#### [GOAL]
Look for the string "ylabel" in every line, and copy each line that has it.

Items listed in a dataset:
_ _ _ _ _
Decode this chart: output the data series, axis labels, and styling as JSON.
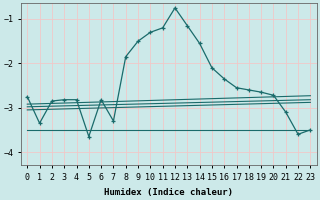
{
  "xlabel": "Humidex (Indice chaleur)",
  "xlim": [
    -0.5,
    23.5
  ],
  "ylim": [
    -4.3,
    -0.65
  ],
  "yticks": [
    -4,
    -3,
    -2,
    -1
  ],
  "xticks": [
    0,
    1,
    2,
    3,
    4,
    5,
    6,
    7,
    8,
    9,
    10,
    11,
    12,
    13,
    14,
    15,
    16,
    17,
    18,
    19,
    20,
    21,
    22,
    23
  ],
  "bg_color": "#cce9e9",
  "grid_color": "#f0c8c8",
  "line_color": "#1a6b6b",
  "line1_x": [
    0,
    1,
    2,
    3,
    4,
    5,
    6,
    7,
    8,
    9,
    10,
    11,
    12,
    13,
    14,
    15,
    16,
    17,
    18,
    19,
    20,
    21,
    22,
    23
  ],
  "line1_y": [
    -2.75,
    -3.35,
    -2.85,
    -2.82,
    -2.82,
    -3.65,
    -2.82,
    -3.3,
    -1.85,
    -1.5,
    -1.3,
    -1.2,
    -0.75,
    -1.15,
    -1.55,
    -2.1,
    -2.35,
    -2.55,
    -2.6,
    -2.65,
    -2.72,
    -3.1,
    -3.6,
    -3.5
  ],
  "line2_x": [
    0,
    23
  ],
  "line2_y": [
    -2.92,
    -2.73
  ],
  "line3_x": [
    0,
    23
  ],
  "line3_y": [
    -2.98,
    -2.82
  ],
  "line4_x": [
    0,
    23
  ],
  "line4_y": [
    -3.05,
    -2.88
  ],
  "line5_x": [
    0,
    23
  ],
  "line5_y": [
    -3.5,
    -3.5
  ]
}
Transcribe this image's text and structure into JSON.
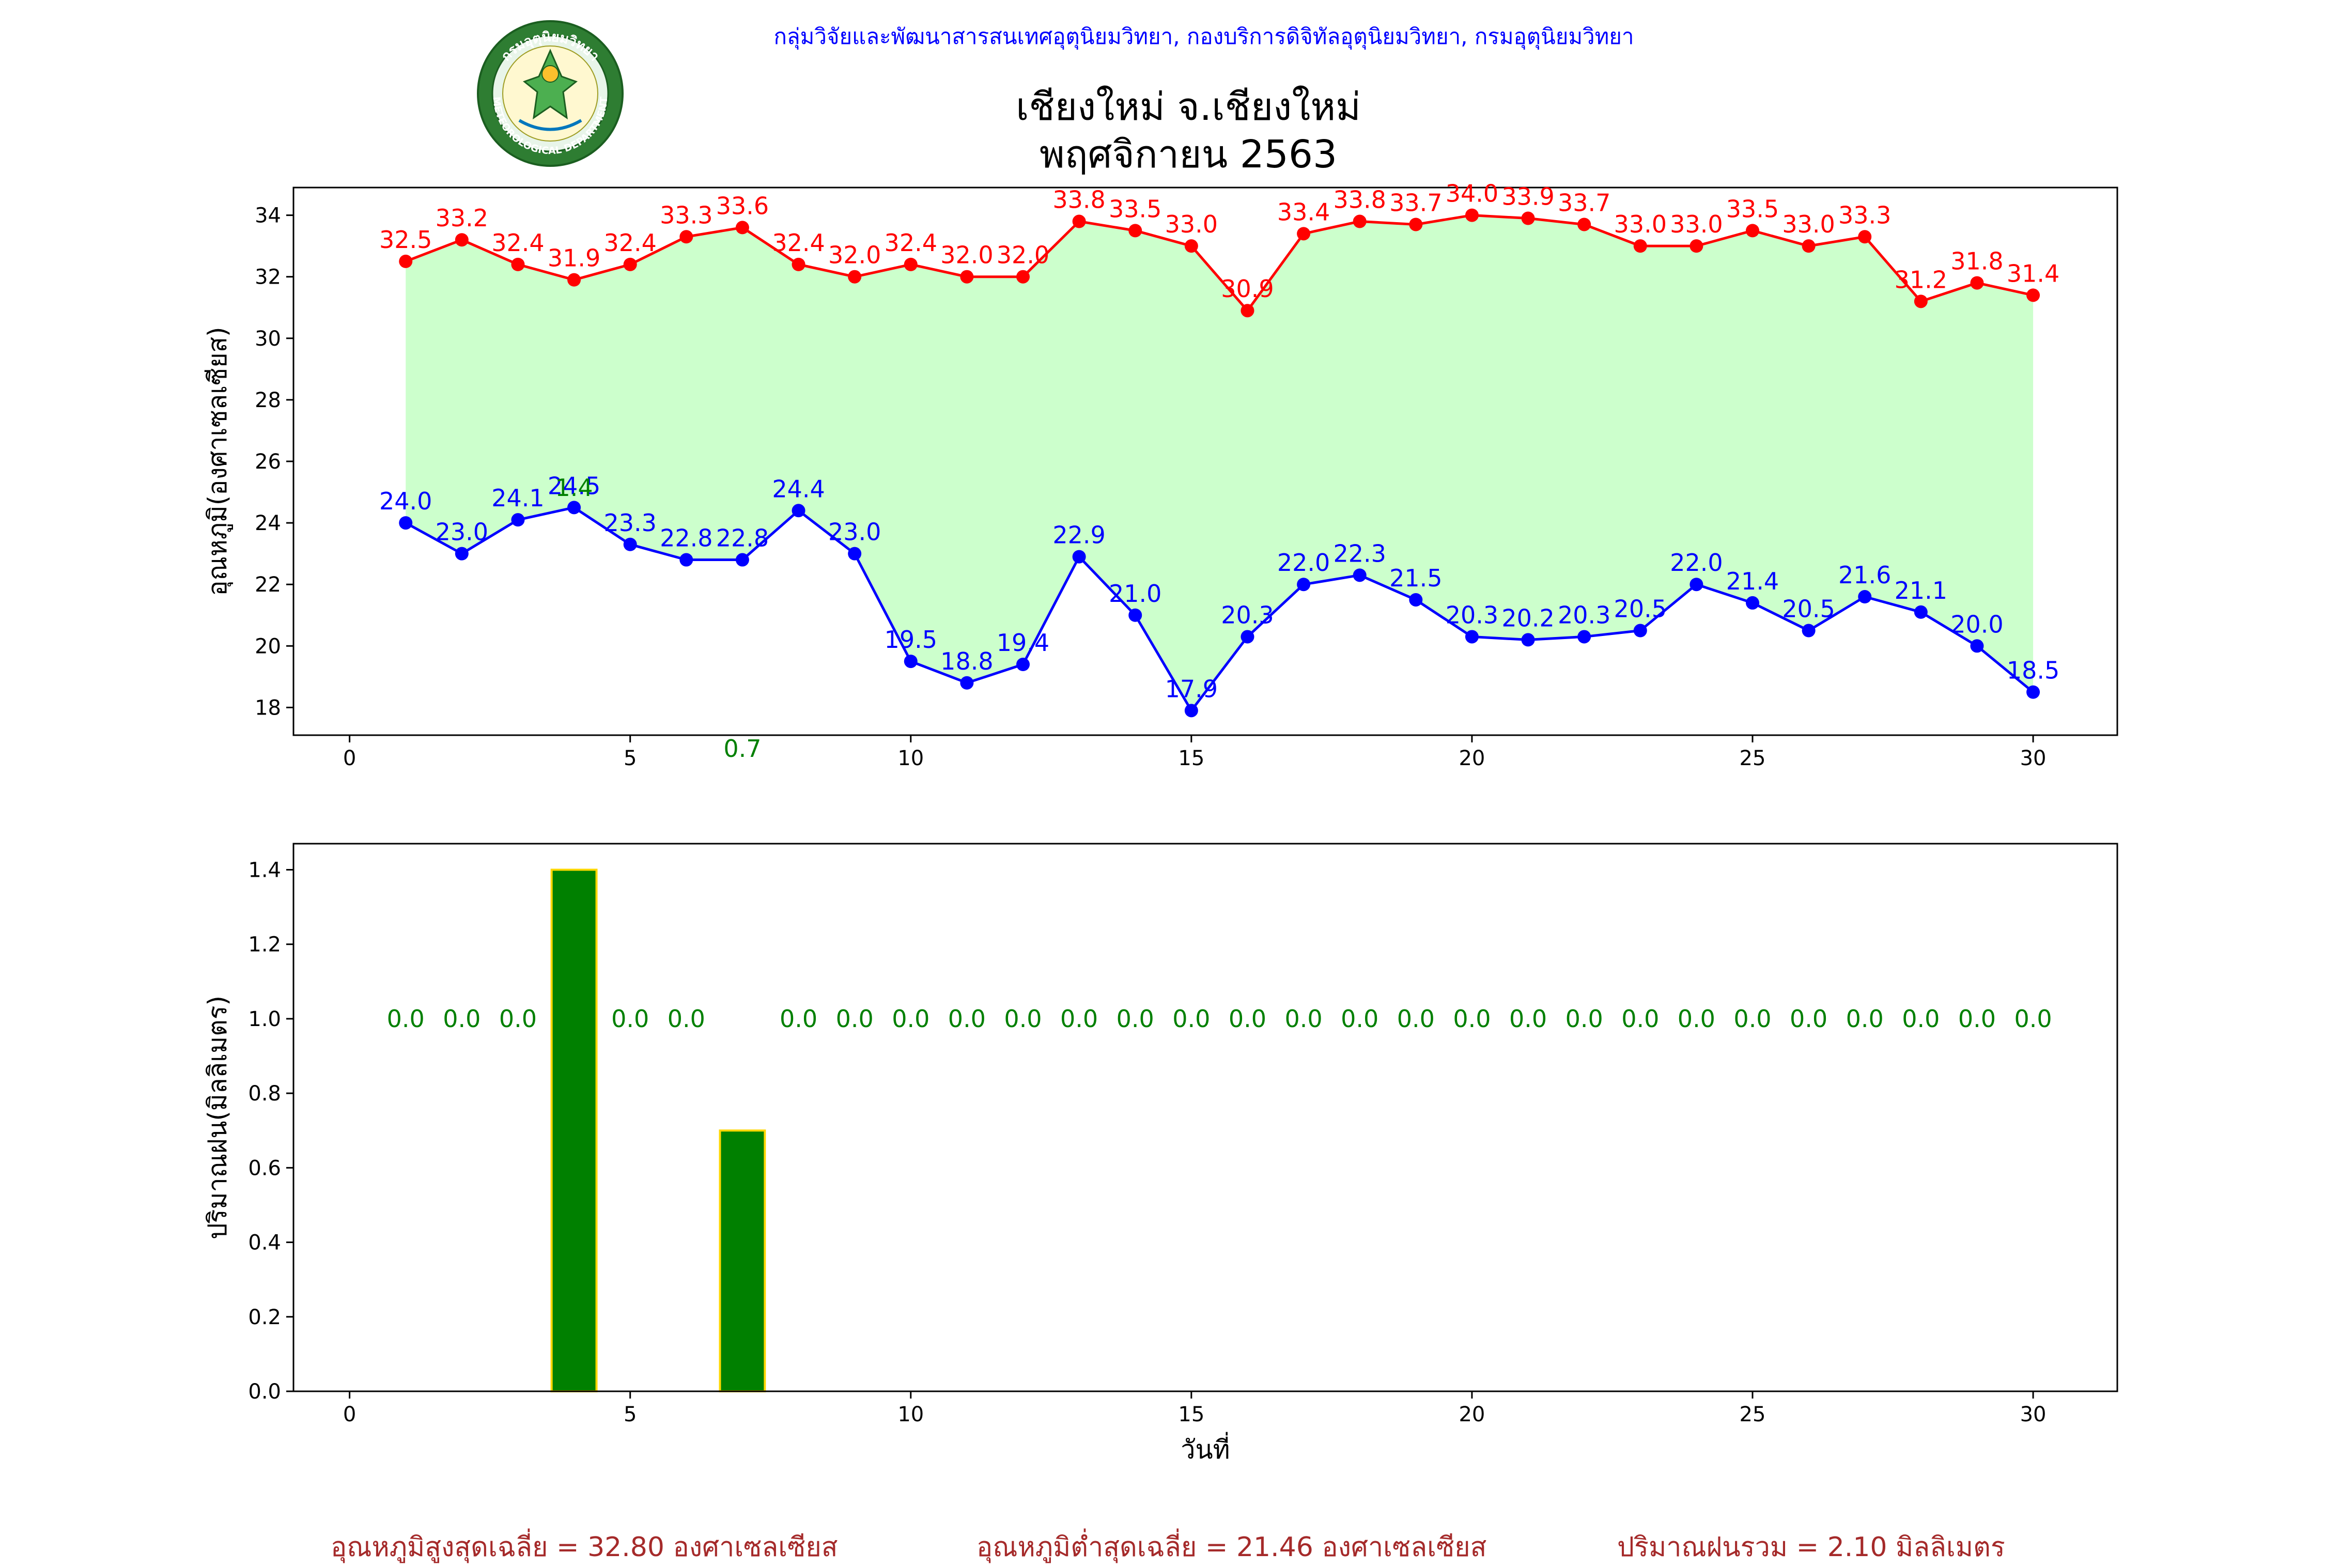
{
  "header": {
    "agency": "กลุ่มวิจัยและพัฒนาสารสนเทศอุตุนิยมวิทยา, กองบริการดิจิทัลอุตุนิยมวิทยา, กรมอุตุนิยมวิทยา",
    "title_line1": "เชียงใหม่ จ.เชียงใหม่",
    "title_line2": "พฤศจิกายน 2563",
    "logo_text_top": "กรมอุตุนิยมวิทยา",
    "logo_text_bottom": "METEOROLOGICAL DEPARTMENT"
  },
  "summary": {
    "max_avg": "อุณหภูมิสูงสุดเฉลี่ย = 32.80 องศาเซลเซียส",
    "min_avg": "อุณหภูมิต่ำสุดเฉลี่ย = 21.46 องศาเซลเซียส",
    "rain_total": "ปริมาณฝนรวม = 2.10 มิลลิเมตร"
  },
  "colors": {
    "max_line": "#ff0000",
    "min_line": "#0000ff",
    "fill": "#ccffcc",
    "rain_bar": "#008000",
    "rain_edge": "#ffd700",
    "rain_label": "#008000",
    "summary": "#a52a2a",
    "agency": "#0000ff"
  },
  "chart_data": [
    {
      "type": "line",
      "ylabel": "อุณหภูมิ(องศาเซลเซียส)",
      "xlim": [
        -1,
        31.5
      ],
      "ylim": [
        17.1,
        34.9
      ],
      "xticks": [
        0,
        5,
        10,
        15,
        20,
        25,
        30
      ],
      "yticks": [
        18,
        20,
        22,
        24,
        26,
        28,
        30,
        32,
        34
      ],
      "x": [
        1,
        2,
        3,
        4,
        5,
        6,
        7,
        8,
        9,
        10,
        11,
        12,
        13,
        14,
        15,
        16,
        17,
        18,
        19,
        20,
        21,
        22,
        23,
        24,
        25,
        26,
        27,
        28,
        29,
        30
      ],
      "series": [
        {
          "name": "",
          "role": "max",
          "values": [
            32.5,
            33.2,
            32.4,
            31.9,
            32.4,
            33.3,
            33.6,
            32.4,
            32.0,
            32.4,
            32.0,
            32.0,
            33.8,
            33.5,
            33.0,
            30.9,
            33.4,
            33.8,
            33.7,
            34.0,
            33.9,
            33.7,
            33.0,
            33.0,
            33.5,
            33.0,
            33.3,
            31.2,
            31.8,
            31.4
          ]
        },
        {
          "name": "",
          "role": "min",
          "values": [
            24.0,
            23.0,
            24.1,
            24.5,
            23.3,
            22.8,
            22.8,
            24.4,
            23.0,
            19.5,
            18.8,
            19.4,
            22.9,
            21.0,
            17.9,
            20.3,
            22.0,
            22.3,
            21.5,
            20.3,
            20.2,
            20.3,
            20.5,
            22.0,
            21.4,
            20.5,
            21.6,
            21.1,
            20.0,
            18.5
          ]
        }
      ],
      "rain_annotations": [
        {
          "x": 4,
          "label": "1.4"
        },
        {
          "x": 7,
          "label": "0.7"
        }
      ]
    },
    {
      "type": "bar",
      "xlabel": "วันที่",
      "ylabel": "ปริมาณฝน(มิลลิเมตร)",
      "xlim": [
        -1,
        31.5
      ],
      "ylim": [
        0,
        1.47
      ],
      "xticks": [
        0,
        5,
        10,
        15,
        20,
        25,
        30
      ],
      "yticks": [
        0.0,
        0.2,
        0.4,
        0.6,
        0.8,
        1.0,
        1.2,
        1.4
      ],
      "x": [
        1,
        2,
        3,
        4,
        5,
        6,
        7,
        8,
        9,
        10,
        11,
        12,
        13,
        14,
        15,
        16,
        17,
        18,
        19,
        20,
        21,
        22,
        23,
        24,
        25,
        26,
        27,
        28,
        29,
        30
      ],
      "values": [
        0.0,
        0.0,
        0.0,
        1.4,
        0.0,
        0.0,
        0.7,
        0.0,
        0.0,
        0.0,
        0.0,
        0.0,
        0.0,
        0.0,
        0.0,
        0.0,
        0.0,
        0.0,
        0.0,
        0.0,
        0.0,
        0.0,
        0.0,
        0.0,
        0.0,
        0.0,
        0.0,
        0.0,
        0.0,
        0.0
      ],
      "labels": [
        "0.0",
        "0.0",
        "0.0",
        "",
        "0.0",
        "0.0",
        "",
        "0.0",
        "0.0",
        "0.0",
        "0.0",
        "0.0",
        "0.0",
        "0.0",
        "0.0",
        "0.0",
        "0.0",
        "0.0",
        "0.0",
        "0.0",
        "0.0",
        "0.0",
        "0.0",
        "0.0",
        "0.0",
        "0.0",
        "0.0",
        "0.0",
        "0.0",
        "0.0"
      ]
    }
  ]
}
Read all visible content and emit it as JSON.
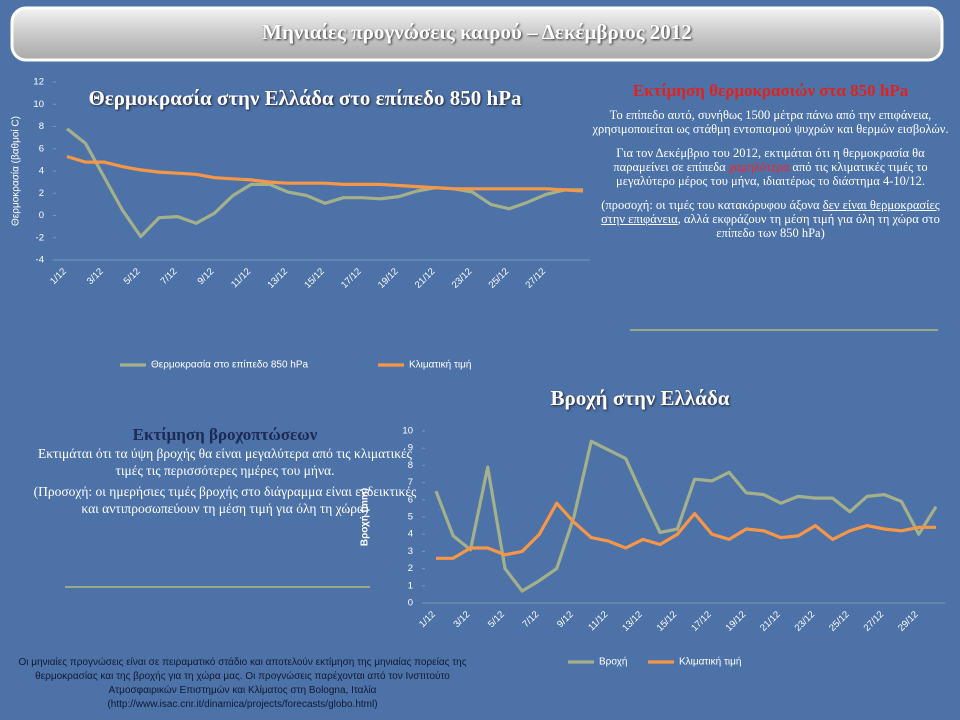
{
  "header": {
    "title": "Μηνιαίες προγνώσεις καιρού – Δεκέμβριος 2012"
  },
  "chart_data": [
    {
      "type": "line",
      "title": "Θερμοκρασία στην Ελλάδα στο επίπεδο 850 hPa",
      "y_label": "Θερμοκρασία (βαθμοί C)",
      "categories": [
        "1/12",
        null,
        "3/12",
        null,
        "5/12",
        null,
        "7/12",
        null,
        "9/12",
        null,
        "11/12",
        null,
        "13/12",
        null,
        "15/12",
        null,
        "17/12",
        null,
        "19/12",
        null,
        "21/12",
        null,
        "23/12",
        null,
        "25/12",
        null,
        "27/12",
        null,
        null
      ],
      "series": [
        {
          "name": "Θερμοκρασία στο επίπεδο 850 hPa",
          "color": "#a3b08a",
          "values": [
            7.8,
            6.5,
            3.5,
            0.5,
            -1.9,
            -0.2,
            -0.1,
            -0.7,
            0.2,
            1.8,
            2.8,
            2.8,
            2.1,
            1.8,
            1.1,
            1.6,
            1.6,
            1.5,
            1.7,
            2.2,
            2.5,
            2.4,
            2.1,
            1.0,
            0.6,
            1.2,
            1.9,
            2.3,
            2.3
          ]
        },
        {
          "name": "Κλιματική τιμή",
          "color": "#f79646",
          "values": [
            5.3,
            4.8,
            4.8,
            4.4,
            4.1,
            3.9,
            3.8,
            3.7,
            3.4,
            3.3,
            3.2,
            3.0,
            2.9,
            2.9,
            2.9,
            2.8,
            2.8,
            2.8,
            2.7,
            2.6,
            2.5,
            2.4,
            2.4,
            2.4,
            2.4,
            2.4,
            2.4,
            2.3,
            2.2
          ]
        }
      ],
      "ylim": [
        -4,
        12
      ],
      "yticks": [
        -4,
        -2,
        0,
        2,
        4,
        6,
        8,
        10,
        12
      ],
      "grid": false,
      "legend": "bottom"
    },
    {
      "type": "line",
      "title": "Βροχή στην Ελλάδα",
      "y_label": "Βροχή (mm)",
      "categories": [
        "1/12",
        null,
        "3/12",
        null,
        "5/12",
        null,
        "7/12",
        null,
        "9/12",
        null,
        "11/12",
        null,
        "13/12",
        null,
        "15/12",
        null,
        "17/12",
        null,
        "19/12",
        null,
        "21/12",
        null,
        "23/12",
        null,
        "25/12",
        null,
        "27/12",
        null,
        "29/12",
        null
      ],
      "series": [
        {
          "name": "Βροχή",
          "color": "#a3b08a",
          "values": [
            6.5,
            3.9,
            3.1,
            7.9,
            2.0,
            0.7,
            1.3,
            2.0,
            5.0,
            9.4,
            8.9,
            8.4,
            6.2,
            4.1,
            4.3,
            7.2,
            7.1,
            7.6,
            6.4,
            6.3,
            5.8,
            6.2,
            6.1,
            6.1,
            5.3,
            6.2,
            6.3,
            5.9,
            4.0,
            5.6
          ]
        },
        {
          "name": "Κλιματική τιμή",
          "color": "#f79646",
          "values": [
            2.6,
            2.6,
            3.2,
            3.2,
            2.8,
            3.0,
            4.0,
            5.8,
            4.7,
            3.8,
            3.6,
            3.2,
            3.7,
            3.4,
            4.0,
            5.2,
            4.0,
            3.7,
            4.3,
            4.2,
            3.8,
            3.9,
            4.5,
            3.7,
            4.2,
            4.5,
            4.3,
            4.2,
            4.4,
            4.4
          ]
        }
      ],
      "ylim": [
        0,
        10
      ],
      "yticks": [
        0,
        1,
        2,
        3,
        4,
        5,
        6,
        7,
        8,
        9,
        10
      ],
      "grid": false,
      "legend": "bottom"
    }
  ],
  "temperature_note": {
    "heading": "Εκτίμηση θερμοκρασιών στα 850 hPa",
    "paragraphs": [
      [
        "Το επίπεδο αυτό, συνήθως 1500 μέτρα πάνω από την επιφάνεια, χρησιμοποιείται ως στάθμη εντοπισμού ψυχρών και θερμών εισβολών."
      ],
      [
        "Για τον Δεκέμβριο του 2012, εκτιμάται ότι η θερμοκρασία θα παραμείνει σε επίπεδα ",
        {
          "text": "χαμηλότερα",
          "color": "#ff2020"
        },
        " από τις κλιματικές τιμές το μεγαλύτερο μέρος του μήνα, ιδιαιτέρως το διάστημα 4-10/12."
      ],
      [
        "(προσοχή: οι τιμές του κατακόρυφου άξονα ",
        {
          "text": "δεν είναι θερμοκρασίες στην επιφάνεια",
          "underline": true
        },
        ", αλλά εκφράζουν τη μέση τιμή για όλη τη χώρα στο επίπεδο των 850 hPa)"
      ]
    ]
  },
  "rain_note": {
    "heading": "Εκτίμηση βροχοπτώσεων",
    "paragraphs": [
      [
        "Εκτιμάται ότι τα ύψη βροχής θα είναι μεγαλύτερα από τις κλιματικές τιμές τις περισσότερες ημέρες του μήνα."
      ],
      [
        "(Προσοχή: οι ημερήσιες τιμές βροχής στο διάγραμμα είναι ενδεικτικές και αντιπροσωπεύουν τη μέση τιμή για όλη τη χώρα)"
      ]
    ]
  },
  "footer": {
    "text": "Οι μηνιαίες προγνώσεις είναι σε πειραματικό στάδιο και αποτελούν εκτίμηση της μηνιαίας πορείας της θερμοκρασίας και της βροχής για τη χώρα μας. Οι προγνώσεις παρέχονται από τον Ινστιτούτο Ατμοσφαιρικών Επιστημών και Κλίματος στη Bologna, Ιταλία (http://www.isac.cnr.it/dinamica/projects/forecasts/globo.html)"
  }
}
_ _ _ _ _
#### [RESPONSE]
      "ylabel": "อุณหภูมิ(องศาเซลเซียส)",
      "ylabel": "ปริมาณฝน(มิลลิเมตร)",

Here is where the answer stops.